*Задание*:
Ответьте по тексту на три вопроса:
1. Какому писателю принадлежит выражение «Страдания памяти»?
2. Какие события, согласно тексту, можно забыть?
3. Какие произведения Ю. Домбровского упомянуты в тексте?
━━━ Текст
Смекни!
smekni.com

Трагедия и надежды поколения 30-х годов (стр. 1 из 4)

А. Солженицын, В. Шаламов, В. Гроссман, Ю. Домбровский

Есть выражение, принадлежащее писателю Виталию Семину: "Страдания памяти". Смысл его в том, что забыть можно только те события, которые получают удовлетворительное объяснение. К тому же, что остается непонятным, память возвращается постоянно. Это подтверждается потоком лагерной литературы, публикациями воспоминаний, очерков, посвященных трагическим тридцатым. Ценность этой литературы в том, что она смело пробивалась к глубинам правды, развеивая миф о счастливом, светлом коммунистическом будущем, которое строилось на насилии, репрессиях, расправах с инакомыслящими. Такие произведения, как "Архипелаг ГУЛАГ" А. Солженицына, "Колымские рассказы" В. Шаламова, "Жизнь и судьба" В. Гроссмана, "Хранитель древностей", "Факультет ненужных вещей" Ю. Домбровского, освещали события 30-х годов с точки зрения здравого смысла, вступающей в противоречие с генеральной линией правящей партии. Такая "еретическая" литература подрывала основы тоталитаризма, который не мог существовать без постоянных уверений в своем монопольном праве на истину, без обожествления единственно возможного вождя, ведущего народ по единственному предначертанному пути. Ниспровергая ложные идолы, писатели способствовали формированию духовно самостоятельной личности, возврату вечных общечеловеческих ценностей. Они рассказывают горькую правду о времени в расчете на то, что читатель самостоятельно осознает несостоятельность мифа о "самой свободной и справедливой" стране социализма.
━━━━━━
━━━ Исходные записи
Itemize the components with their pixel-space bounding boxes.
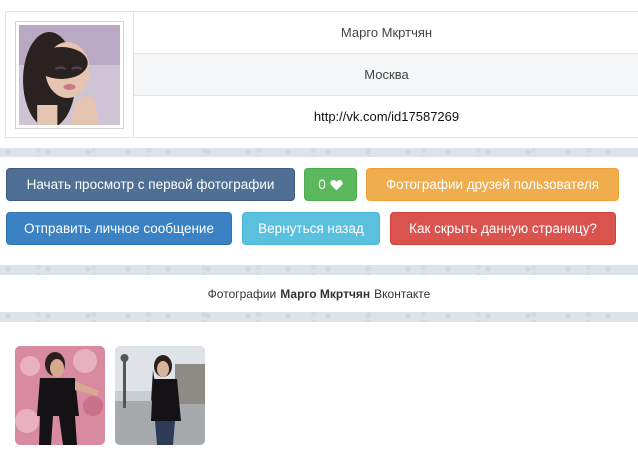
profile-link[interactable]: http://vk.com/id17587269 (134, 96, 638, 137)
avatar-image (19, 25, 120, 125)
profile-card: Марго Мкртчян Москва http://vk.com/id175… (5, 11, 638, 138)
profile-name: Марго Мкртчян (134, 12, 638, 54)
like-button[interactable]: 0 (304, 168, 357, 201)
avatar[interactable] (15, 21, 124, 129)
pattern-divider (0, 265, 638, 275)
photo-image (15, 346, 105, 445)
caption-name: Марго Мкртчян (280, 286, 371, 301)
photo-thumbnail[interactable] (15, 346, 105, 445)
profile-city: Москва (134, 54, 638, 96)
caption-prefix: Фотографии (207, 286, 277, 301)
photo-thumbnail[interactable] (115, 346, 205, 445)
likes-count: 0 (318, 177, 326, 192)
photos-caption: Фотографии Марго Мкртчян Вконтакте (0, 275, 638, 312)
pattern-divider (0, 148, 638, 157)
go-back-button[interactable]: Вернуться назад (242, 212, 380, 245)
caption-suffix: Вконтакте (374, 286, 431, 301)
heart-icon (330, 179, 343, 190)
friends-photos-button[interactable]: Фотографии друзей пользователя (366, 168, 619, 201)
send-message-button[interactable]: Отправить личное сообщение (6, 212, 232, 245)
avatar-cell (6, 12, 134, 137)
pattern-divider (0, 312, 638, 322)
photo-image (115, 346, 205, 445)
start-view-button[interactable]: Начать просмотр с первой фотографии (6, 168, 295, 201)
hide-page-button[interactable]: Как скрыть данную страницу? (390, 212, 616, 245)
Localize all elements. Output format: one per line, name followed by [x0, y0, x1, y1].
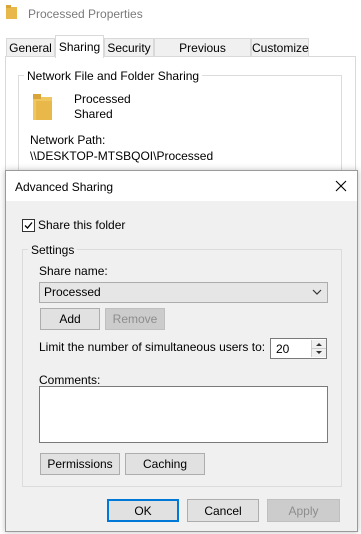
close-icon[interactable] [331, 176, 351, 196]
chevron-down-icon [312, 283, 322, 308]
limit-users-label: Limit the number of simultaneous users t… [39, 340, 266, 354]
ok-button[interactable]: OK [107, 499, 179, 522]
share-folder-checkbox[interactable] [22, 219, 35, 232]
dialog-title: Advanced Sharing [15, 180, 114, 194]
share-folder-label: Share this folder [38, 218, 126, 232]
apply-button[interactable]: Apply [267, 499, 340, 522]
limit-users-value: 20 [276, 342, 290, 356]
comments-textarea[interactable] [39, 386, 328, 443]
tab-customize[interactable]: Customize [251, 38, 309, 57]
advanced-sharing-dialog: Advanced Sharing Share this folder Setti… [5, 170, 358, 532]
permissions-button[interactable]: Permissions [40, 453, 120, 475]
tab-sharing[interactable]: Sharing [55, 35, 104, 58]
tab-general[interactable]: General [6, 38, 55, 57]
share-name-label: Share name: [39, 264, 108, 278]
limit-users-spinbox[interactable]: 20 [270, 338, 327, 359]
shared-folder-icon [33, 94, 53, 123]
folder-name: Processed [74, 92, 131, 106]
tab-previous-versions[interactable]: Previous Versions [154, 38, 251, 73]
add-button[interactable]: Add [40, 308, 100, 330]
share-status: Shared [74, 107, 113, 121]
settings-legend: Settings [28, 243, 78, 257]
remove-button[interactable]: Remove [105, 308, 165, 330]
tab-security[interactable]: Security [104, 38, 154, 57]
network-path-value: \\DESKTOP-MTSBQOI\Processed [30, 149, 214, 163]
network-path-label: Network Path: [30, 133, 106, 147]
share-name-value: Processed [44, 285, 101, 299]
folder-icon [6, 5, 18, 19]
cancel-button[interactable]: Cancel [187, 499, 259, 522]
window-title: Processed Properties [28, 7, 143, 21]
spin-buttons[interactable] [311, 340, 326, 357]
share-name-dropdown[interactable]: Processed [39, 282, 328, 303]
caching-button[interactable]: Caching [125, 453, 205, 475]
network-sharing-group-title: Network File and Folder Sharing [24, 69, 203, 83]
━━━━━━
*Ответ*:
1. Виталию Семину.
2. Только те, которые получают удовлетворительное объяснение.
3. «Хранитель древностей» и «Факультет ненужных вещей».